Exercise instructions:
Every line of the records must be repeated exactly; pictures stay out.

Data for processing:
# # # # # # #
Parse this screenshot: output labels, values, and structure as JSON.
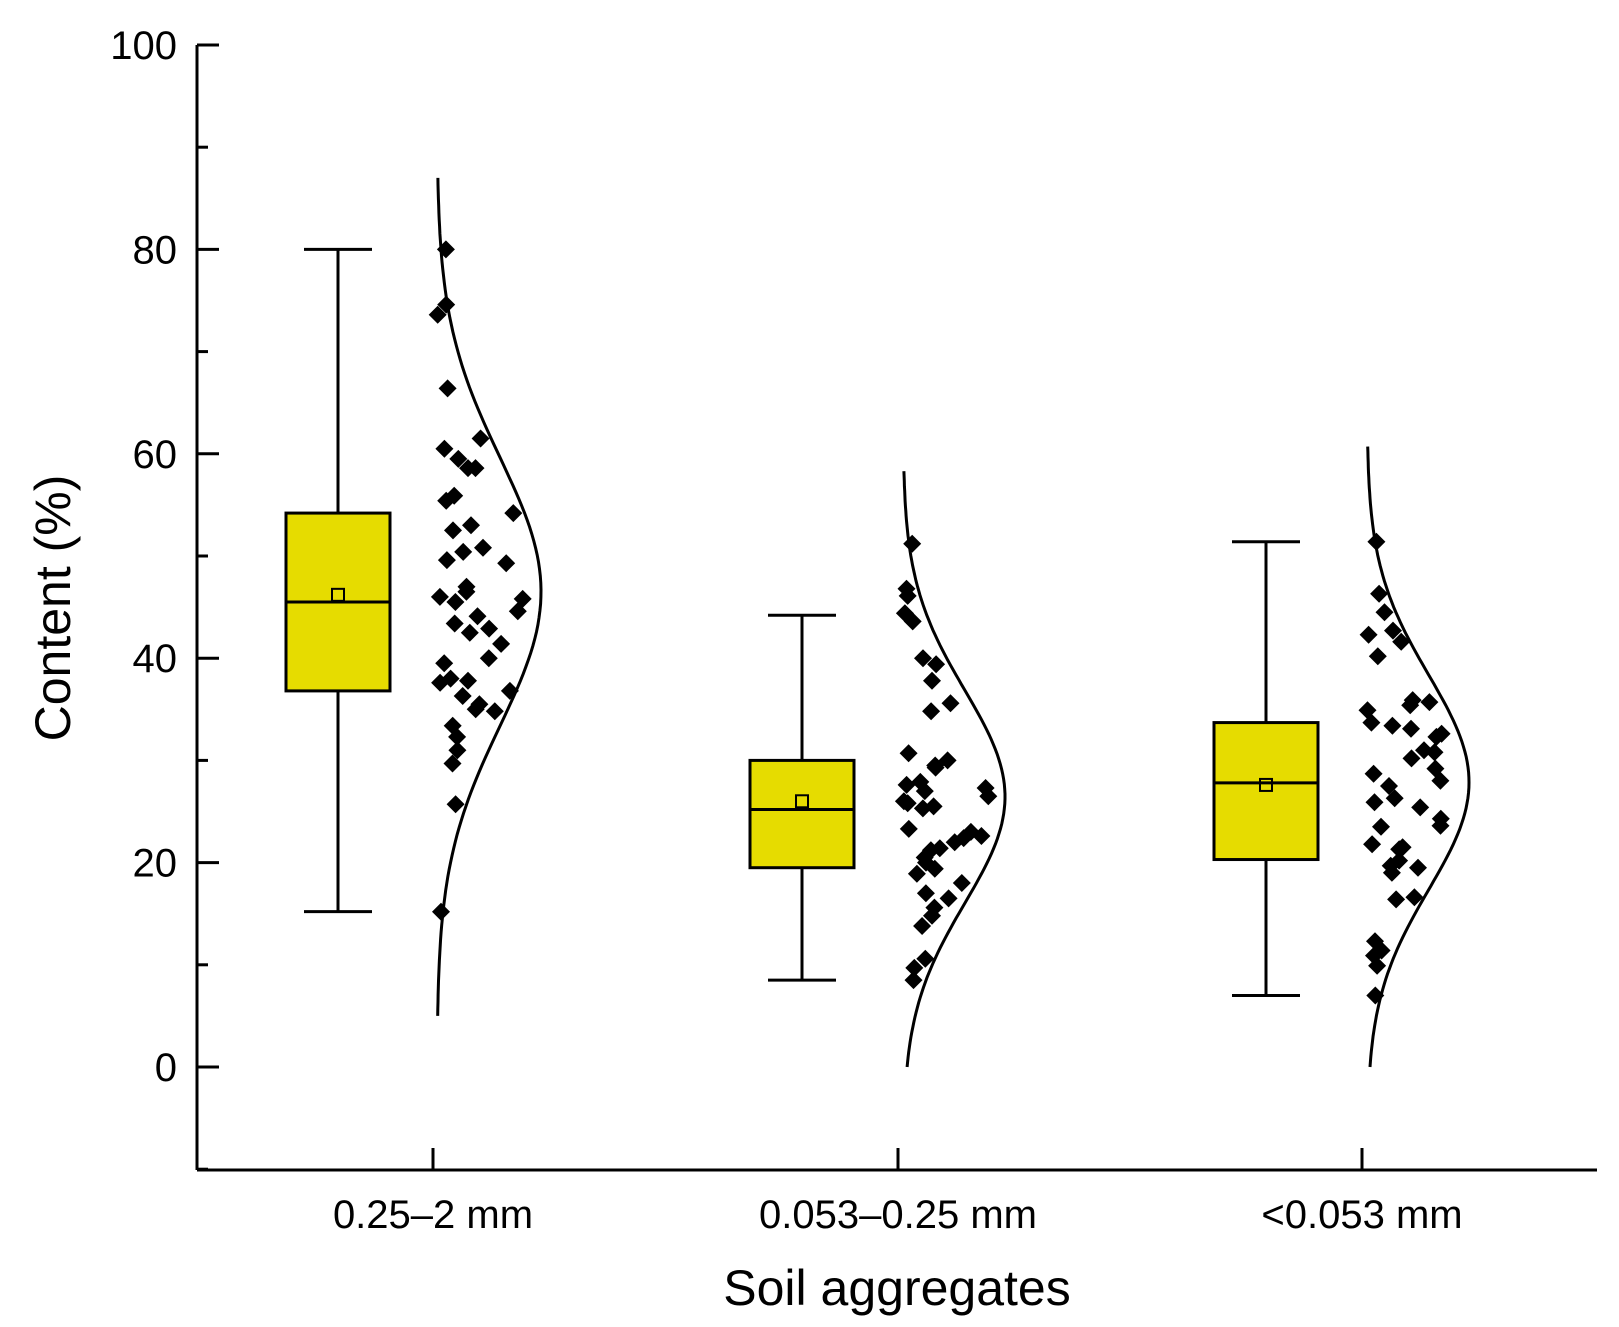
{
  "chart_data": {
    "type": "box",
    "xlabel": "Soil aggregates",
    "ylabel": "Content (%)",
    "ylim": [
      -10,
      100
    ],
    "yticks": [
      0,
      20,
      40,
      60,
      80,
      100
    ],
    "grid": false,
    "box_color": "#e6dc00",
    "categories": [
      {
        "label": "0.25–2 mm",
        "box": {
          "min": 15.2,
          "q1": 36.8,
          "median": 45.5,
          "q3": 54.2,
          "max": 80.0,
          "mean": 46.2
        },
        "distribution_range": [
          5,
          87
        ],
        "points": [
          80.0,
          74.6,
          73.6,
          66.4,
          61.5,
          60.5,
          59.5,
          58.6,
          58.6,
          55.9,
          55.4,
          54.2,
          53.0,
          52.5,
          50.8,
          50.4,
          49.6,
          49.3,
          47.0,
          46.5,
          46.0,
          45.8,
          45.5,
          44.6,
          44.1,
          43.4,
          42.9,
          42.5,
          41.4,
          40.0,
          39.5,
          38.0,
          37.8,
          37.6,
          36.8,
          36.3,
          35.5,
          35.0,
          34.8,
          33.4,
          32.3,
          31.0,
          29.7,
          25.7,
          15.2
        ]
      },
      {
        "label": "0.053–0.25 mm",
        "box": {
          "min": 8.5,
          "q1": 19.5,
          "median": 25.2,
          "q3": 30.0,
          "max": 44.2,
          "mean": 26.0
        },
        "distribution_range": [
          0,
          58.3
        ],
        "points": [
          51.2,
          46.8,
          46.1,
          44.4,
          43.6,
          40.0,
          39.4,
          37.8,
          35.6,
          34.8,
          30.7,
          30.0,
          29.5,
          29.3,
          27.9,
          27.6,
          27.3,
          27.0,
          26.5,
          26.0,
          25.8,
          25.5,
          25.3,
          23.3,
          23.0,
          22.6,
          22.4,
          22.0,
          21.4,
          21.2,
          20.5,
          20.0,
          19.4,
          18.9,
          18.0,
          17.0,
          16.5,
          15.6,
          14.8,
          13.8,
          10.6,
          9.7,
          8.5
        ]
      },
      {
        "label": "<0.053 mm",
        "box": {
          "min": 7.0,
          "q1": 20.3,
          "median": 27.8,
          "q3": 33.7,
          "max": 51.4,
          "mean": 27.6
        },
        "distribution_range": [
          0,
          60.7
        ],
        "points": [
          51.4,
          46.3,
          44.5,
          42.7,
          42.3,
          41.6,
          40.2,
          35.9,
          35.7,
          35.4,
          34.9,
          33.7,
          33.4,
          33.1,
          32.6,
          32.3,
          31.0,
          30.8,
          30.2,
          29.2,
          28.7,
          28.0,
          27.5,
          26.3,
          25.9,
          25.4,
          24.3,
          23.6,
          23.5,
          21.8,
          21.5,
          21.3,
          20.2,
          19.7,
          19.5,
          19.0,
          16.6,
          16.4,
          12.3,
          11.4,
          10.9,
          9.9,
          7.0
        ]
      }
    ]
  }
}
# # # # # # #
Problem solution:
Parse this screenshot: output labels, values, and structure as JSON.
{
  "chart_data": {
    "type": "box",
    "xlabel": "Soil aggregates",
    "ylabel": "Content (%)",
    "ylim": [
      -10,
      100
    ],
    "yticks": [
      0,
      20,
      40,
      60,
      80,
      100
    ],
    "grid": false,
    "box_color": "#e6dc00",
    "categories": [
      {
        "label": "0.25–2 mm",
        "box": {
          "min": 15.2,
          "q1": 36.8,
          "median": 45.5,
          "q3": 54.2,
          "max": 80.0,
          "mean": 46.2
        },
        "distribution_range": [
          5,
          87
        ],
        "points": [
          80.0,
          74.6,
          73.6,
          66.4,
          61.5,
          60.5,
          59.5,
          58.6,
          58.6,
          55.9,
          55.4,
          54.2,
          53.0,
          52.5,
          50.8,
          50.4,
          49.6,
          49.3,
          47.0,
          46.5,
          46.0,
          45.8,
          45.5,
          44.6,
          44.1,
          43.4,
          42.9,
          42.5,
          41.4,
          40.0,
          39.5,
          38.0,
          37.8,
          37.6,
          36.8,
          36.3,
          35.5,
          35.0,
          34.8,
          33.4,
          32.3,
          31.0,
          29.7,
          25.7,
          15.2
        ]
      },
      {
        "label": "0.053–0.25 mm",
        "box": {
          "min": 8.5,
          "q1": 19.5,
          "median": 25.2,
          "q3": 30.0,
          "max": 44.2,
          "mean": 26.0
        },
        "distribution_range": [
          0,
          58.3
        ],
        "points": [
          51.2,
          46.8,
          46.1,
          44.4,
          43.6,
          40.0,
          39.4,
          37.8,
          35.6,
          34.8,
          30.7,
          30.0,
          29.5,
          29.3,
          27.9,
          27.6,
          27.3,
          27.0,
          26.5,
          26.0,
          25.8,
          25.5,
          25.3,
          23.3,
          23.0,
          22.6,
          22.4,
          22.0,
          21.4,
          21.2,
          20.5,
          20.0,
          19.4,
          18.9,
          18.0,
          17.0,
          16.5,
          15.6,
          14.8,
          13.8,
          10.6,
          9.7,
          8.5
        ]
      },
      {
        "label": "<0.053 mm",
        "box": {
          "min": 7.0,
          "q1": 20.3,
          "median": 27.8,
          "q3": 33.7,
          "max": 51.4,
          "mean": 27.6
        },
        "distribution_range": [
          0,
          60.7
        ],
        "points": [
          51.4,
          46.3,
          44.5,
          42.7,
          42.3,
          41.6,
          40.2,
          35.9,
          35.7,
          35.4,
          34.9,
          33.7,
          33.4,
          33.1,
          32.6,
          32.3,
          31.0,
          30.8,
          30.2,
          29.2,
          28.7,
          28.0,
          27.5,
          26.3,
          25.9,
          25.4,
          24.3,
          23.6,
          23.5,
          21.8,
          21.5,
          21.3,
          20.2,
          19.7,
          19.5,
          19.0,
          16.6,
          16.4,
          12.3,
          11.4,
          10.9,
          9.9,
          7.0
        ]
      }
    ]
  }
}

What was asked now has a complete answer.